The exercise: Without the pictures, copy the entries below word for word.

□ □ □ □ □

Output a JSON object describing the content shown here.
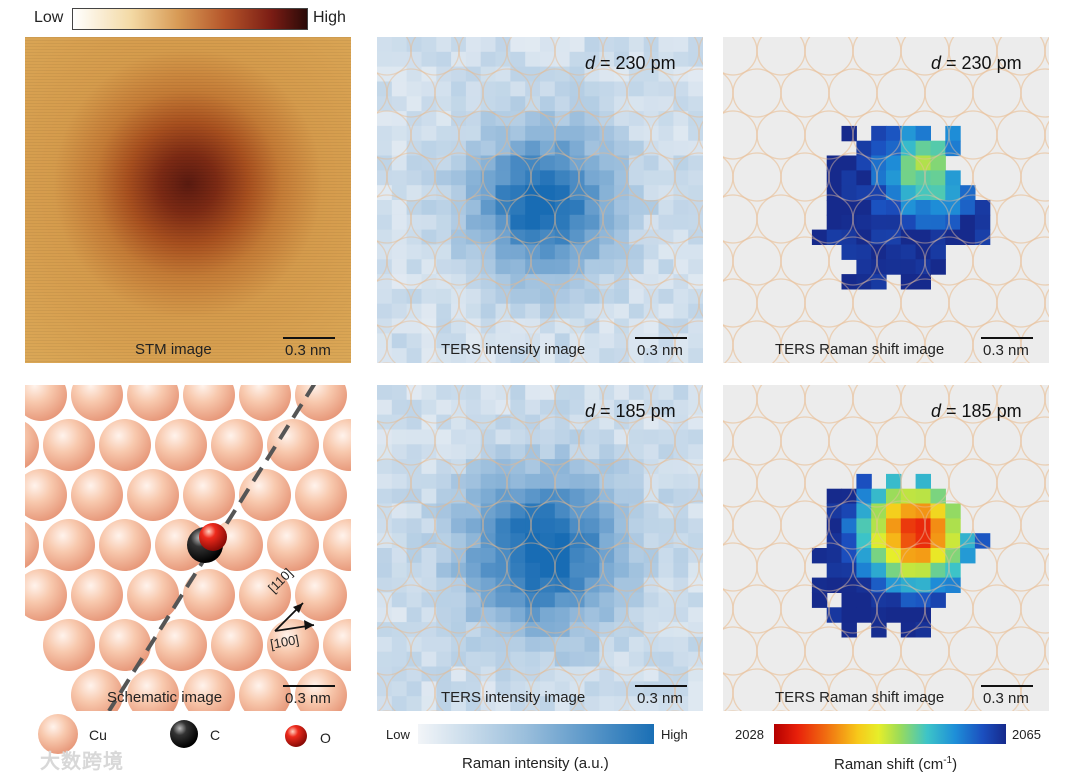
{
  "top_colorbar": {
    "low": "Low",
    "high": "High"
  },
  "panels": {
    "stm": {
      "caption": "STM  image",
      "scale": "0.3 nm"
    },
    "ters_int_top": {
      "caption": "TERS intensity image",
      "scale": "0.3 nm",
      "d_var": "d",
      "d_val": " = 230 pm"
    },
    "ters_shift_top": {
      "caption": "TERS Raman shift image",
      "scale": "0.3 nm",
      "d_var": "d",
      "d_val": " = 230 pm"
    },
    "schematic": {
      "caption": "Schematic image",
      "scale": "0.3 nm",
      "dir1": "[110]",
      "dir2": "[100]"
    },
    "ters_int_bot": {
      "caption": "TERS intensity image",
      "scale": "0.3 nm",
      "d_var": "d",
      "d_val": " = 185 pm"
    },
    "ters_shift_bot": {
      "caption": "TERS Raman shift image",
      "scale": "0.3 nm",
      "d_var": "d",
      "d_val": " = 185 pm"
    }
  },
  "legend": {
    "cu": "Cu",
    "c": "C",
    "o": "O"
  },
  "intensity_bar": {
    "low": "Low",
    "high": "High",
    "title": "Raman intensity (a.u.)"
  },
  "shift_bar": {
    "min": "2028",
    "max": "2065",
    "title_pre": "Raman shift (cm",
    "title_sup": "-1",
    "title_post": ")"
  },
  "watermark": "大数跨境",
  "colors": {
    "stm_dark": "#5a1a10",
    "stm_light": "#d9a054",
    "cu": "#f4b89c",
    "o": "#e0201c",
    "int_blue": "#1a6fb5"
  }
}
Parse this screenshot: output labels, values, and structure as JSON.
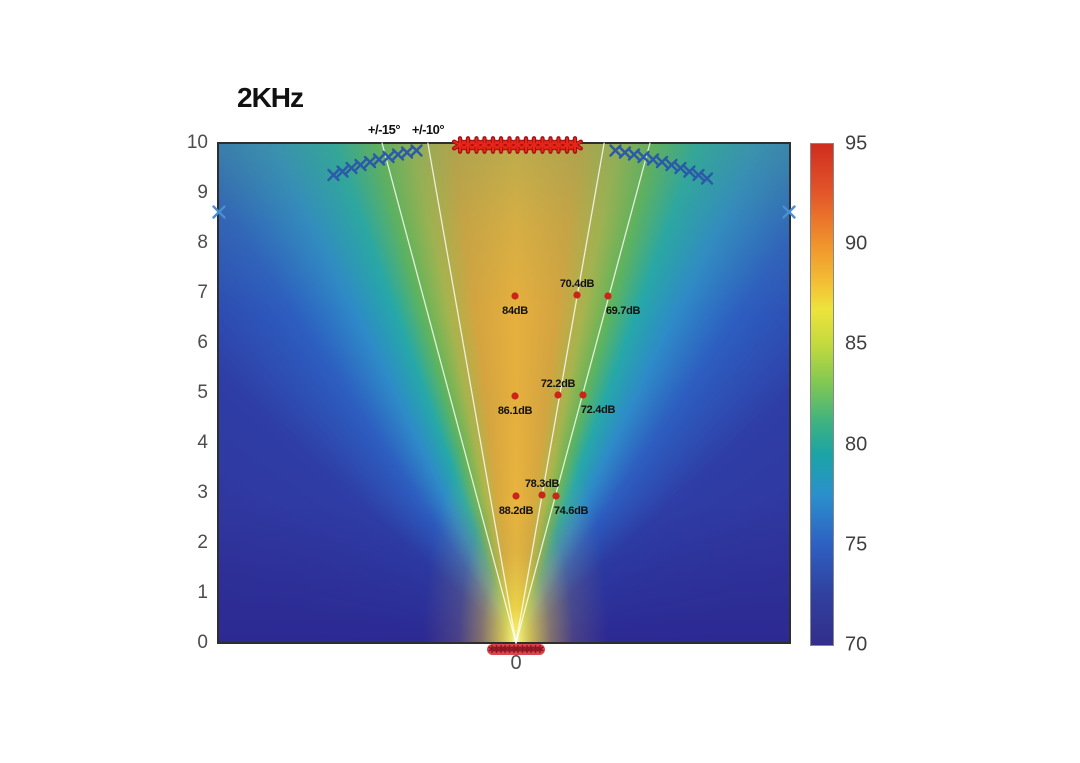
{
  "chart_data": {
    "type": "heatmap",
    "title": "2KHz",
    "xlabel": "",
    "ylabel": "",
    "x_ticks": [
      "0"
    ],
    "y_ticks": [
      0,
      1,
      2,
      3,
      4,
      5,
      6,
      7,
      8,
      9,
      10
    ],
    "x_range": [
      -5.96,
      5.48
    ],
    "y_range": [
      0,
      10
    ],
    "grid": false,
    "legend": "none",
    "colorbar": {
      "min": 70,
      "max": 95,
      "ticks": [
        95,
        90,
        85,
        80,
        75,
        70
      ],
      "unit": "dB",
      "stops": [
        [
          "0%",
          "#cf2d1f"
        ],
        [
          "10%",
          "#e4572a"
        ],
        [
          "20%",
          "#f0932c"
        ],
        [
          "28%",
          "#f2c135"
        ],
        [
          "33%",
          "#eee33c"
        ],
        [
          "40%",
          "#c3da3d"
        ],
        [
          "48%",
          "#7ec754"
        ],
        [
          "56%",
          "#3bb183"
        ],
        [
          "62%",
          "#1ba4a6"
        ],
        [
          "70%",
          "#2b90cc"
        ],
        [
          "80%",
          "#2e60c2"
        ],
        [
          "90%",
          "#31409e"
        ],
        [
          "100%",
          "#322e8c"
        ]
      ]
    },
    "dispersion_lines": {
      "labels": [
        "+/-15°",
        "+/-10°"
      ],
      "angles_deg": [
        15,
        10
      ],
      "color": "rgba(255,255,255,0.8)"
    },
    "measurements": [
      {
        "x": -0.02,
        "y": 6.94,
        "label": "84dB",
        "placement": "below"
      },
      {
        "x": 1.22,
        "y": 6.96,
        "label": "70.4dB",
        "placement": "above"
      },
      {
        "x": 1.84,
        "y": 6.94,
        "label": "69.7dB",
        "placement": "below-right"
      },
      {
        "x": -0.02,
        "y": 4.94,
        "label": "86.1dB",
        "placement": "below"
      },
      {
        "x": 0.84,
        "y": 4.96,
        "label": "72.2dB",
        "placement": "above"
      },
      {
        "x": 1.34,
        "y": 4.96,
        "label": "72.4dB",
        "placement": "below-right"
      },
      {
        "x": 0.0,
        "y": 2.94,
        "label": "88.2dB",
        "placement": "below"
      },
      {
        "x": 0.52,
        "y": 2.96,
        "label": "78.3dB",
        "placement": "above"
      },
      {
        "x": 0.8,
        "y": 2.94,
        "label": "74.6dB",
        "placement": "below-right"
      }
    ],
    "beamwidth_markers": {
      "color": "#2a5aa8",
      "left_arc": [
        [
          -3.65,
          9.36
        ],
        [
          -3.47,
          9.43
        ],
        [
          -3.29,
          9.5
        ],
        [
          -3.11,
          9.56
        ],
        [
          -2.92,
          9.62
        ],
        [
          -2.74,
          9.67
        ],
        [
          -2.55,
          9.72
        ],
        [
          -2.36,
          9.77
        ],
        [
          -2.18,
          9.81
        ],
        [
          -1.99,
          9.85
        ]
      ],
      "right_arc": [
        [
          1.99,
          9.85
        ],
        [
          2.18,
          9.81
        ],
        [
          2.36,
          9.77
        ],
        [
          2.55,
          9.72
        ],
        [
          2.74,
          9.67
        ],
        [
          2.92,
          9.62
        ],
        [
          3.11,
          9.56
        ],
        [
          3.29,
          9.5
        ],
        [
          3.47,
          9.43
        ],
        [
          3.65,
          9.36
        ],
        [
          3.82,
          9.29
        ]
      ],
      "edge_points": [
        [
          -5.94,
          8.62
        ],
        [
          5.46,
          8.62
        ]
      ]
    },
    "source_markers_top": {
      "color": "#e8251a",
      "outline": "#a31210",
      "y": 9.96,
      "x_values": [
        -1.12,
        -0.96,
        -0.79,
        -0.63,
        -0.46,
        -0.3,
        -0.13,
        0.03,
        0.2,
        0.36,
        0.53,
        0.69,
        0.85,
        1.02,
        1.18
      ]
    },
    "source_cluster_bottom": {
      "fill": "#d8464e",
      "mark_color": "#8e1620",
      "y": -0.12,
      "x_values": [
        -0.48,
        -0.39,
        -0.3,
        -0.22,
        -0.13,
        -0.04,
        0.04,
        0.13,
        0.22,
        0.3,
        0.39,
        0.48
      ]
    }
  },
  "colors": {
    "dot_red": "#cc2418",
    "axis_text": "#4d4d4d",
    "label_text": "#111111"
  }
}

□ □ □ □ □

Exercise response:
Output a JSON object describing the content shown here.
{
  "top_colorbar": {
    "low": "Low",
    "high": "High"
  },
  "panels": {
    "stm": {
      "caption": "STM  image",
      "scale": "0.3 nm"
    },
    "ters_int_top": {
      "caption": "TERS intensity image",
      "scale": "0.3 nm",
      "d_var": "d",
      "d_val": " = 230 pm"
    },
    "ters_shift_top": {
      "caption": "TERS Raman shift image",
      "scale": "0.3 nm",
      "d_var": "d",
      "d_val": " = 230 pm"
    },
    "schematic": {
      "caption": "Schematic image",
      "scale": "0.3 nm",
      "dir1": "[110]",
      "dir2": "[100]"
    },
    "ters_int_bot": {
      "caption": "TERS intensity image",
      "scale": "0.3 nm",
      "d_var": "d",
      "d_val": " = 185 pm"
    },
    "ters_shift_bot": {
      "caption": "TERS Raman shift image",
      "scale": "0.3 nm",
      "d_var": "d",
      "d_val": " = 185 pm"
    }
  },
  "legend": {
    "cu": "Cu",
    "c": "C",
    "o": "O"
  },
  "intensity_bar": {
    "low": "Low",
    "high": "High",
    "title": "Raman intensity (a.u.)"
  },
  "shift_bar": {
    "min": "2028",
    "max": "2065",
    "title_pre": "Raman shift (cm",
    "title_sup": "-1",
    "title_post": ")"
  },
  "watermark": "大数跨境",
  "colors": {
    "stm_dark": "#5a1a10",
    "stm_light": "#d9a054",
    "cu": "#f4b89c",
    "o": "#e0201c",
    "int_blue": "#1a6fb5"
  }
}
Parse this screenshot: output labels, values, and structure as JSON.
{
  "chart_data": {
    "type": "heatmap",
    "title": "2KHz",
    "xlabel": "",
    "ylabel": "",
    "x_ticks": [
      "0"
    ],
    "y_ticks": [
      0,
      1,
      2,
      3,
      4,
      5,
      6,
      7,
      8,
      9,
      10
    ],
    "x_range": [
      -5.96,
      5.48
    ],
    "y_range": [
      0,
      10
    ],
    "grid": false,
    "legend": "none",
    "colorbar": {
      "min": 70,
      "max": 95,
      "ticks": [
        95,
        90,
        85,
        80,
        75,
        70
      ],
      "unit": "dB",
      "stops": [
        [
          "0%",
          "#cf2d1f"
        ],
        [
          "10%",
          "#e4572a"
        ],
        [
          "20%",
          "#f0932c"
        ],
        [
          "28%",
          "#f2c135"
        ],
        [
          "33%",
          "#eee33c"
        ],
        [
          "40%",
          "#c3da3d"
        ],
        [
          "48%",
          "#7ec754"
        ],
        [
          "56%",
          "#3bb183"
        ],
        [
          "62%",
          "#1ba4a6"
        ],
        [
          "70%",
          "#2b90cc"
        ],
        [
          "80%",
          "#2e60c2"
        ],
        [
          "90%",
          "#31409e"
        ],
        [
          "100%",
          "#322e8c"
        ]
      ]
    },
    "dispersion_lines": {
      "labels": [
        "+/-15°",
        "+/-10°"
      ],
      "angles_deg": [
        15,
        10
      ],
      "color": "rgba(255,255,255,0.8)"
    },
    "measurements": [
      {
        "x": -0.02,
        "y": 6.94,
        "label": "84dB",
        "placement": "below"
      },
      {
        "x": 1.22,
        "y": 6.96,
        "label": "70.4dB",
        "placement": "above"
      },
      {
        "x": 1.84,
        "y": 6.94,
        "label": "69.7dB",
        "placement": "below-right"
      },
      {
        "x": -0.02,
        "y": 4.94,
        "label": "86.1dB",
        "placement": "below"
      },
      {
        "x": 0.84,
        "y": 4.96,
        "label": "72.2dB",
        "placement": "above"
      },
      {
        "x": 1.34,
        "y": 4.96,
        "label": "72.4dB",
        "placement": "below-right"
      },
      {
        "x": 0.0,
        "y": 2.94,
        "label": "88.2dB",
        "placement": "below"
      },
      {
        "x": 0.52,
        "y": 2.96,
        "label": "78.3dB",
        "placement": "above"
      },
      {
        "x": 0.8,
        "y": 2.94,
        "label": "74.6dB",
        "placement": "below-right"
      }
    ],
    "beamwidth_markers": {
      "color": "#2a5aa8",
      "left_arc": [
        [
          -3.65,
          9.36
        ],
        [
          -3.47,
          9.43
        ],
        [
          -3.29,
          9.5
        ],
        [
          -3.11,
          9.56
        ],
        [
          -2.92,
          9.62
        ],
        [
          -2.74,
          9.67
        ],
        [
          -2.55,
          9.72
        ],
        [
          -2.36,
          9.77
        ],
        [
          -2.18,
          9.81
        ],
        [
          -1.99,
          9.85
        ]
      ],
      "right_arc": [
        [
          1.99,
          9.85
        ],
        [
          2.18,
          9.81
        ],
        [
          2.36,
          9.77
        ],
        [
          2.55,
          9.72
        ],
        [
          2.74,
          9.67
        ],
        [
          2.92,
          9.62
        ],
        [
          3.11,
          9.56
        ],
        [
          3.29,
          9.5
        ],
        [
          3.47,
          9.43
        ],
        [
          3.65,
          9.36
        ],
        [
          3.82,
          9.29
        ]
      ],
      "edge_points": [
        [
          -5.94,
          8.62
        ],
        [
          5.46,
          8.62
        ]
      ]
    },
    "source_markers_top": {
      "color": "#e8251a",
      "outline": "#a31210",
      "y": 9.96,
      "x_values": [
        -1.12,
        -0.96,
        -0.79,
        -0.63,
        -0.46,
        -0.3,
        -0.13,
        0.03,
        0.2,
        0.36,
        0.53,
        0.69,
        0.85,
        1.02,
        1.18
      ]
    },
    "source_cluster_bottom": {
      "fill": "#d8464e",
      "mark_color": "#8e1620",
      "y": -0.12,
      "x_values": [
        -0.48,
        -0.39,
        -0.3,
        -0.22,
        -0.13,
        -0.04,
        0.04,
        0.13,
        0.22,
        0.3,
        0.39,
        0.48
      ]
    }
  },
  "colors": {
    "dot_red": "#cc2418",
    "axis_text": "#4d4d4d",
    "label_text": "#111111"
  }
}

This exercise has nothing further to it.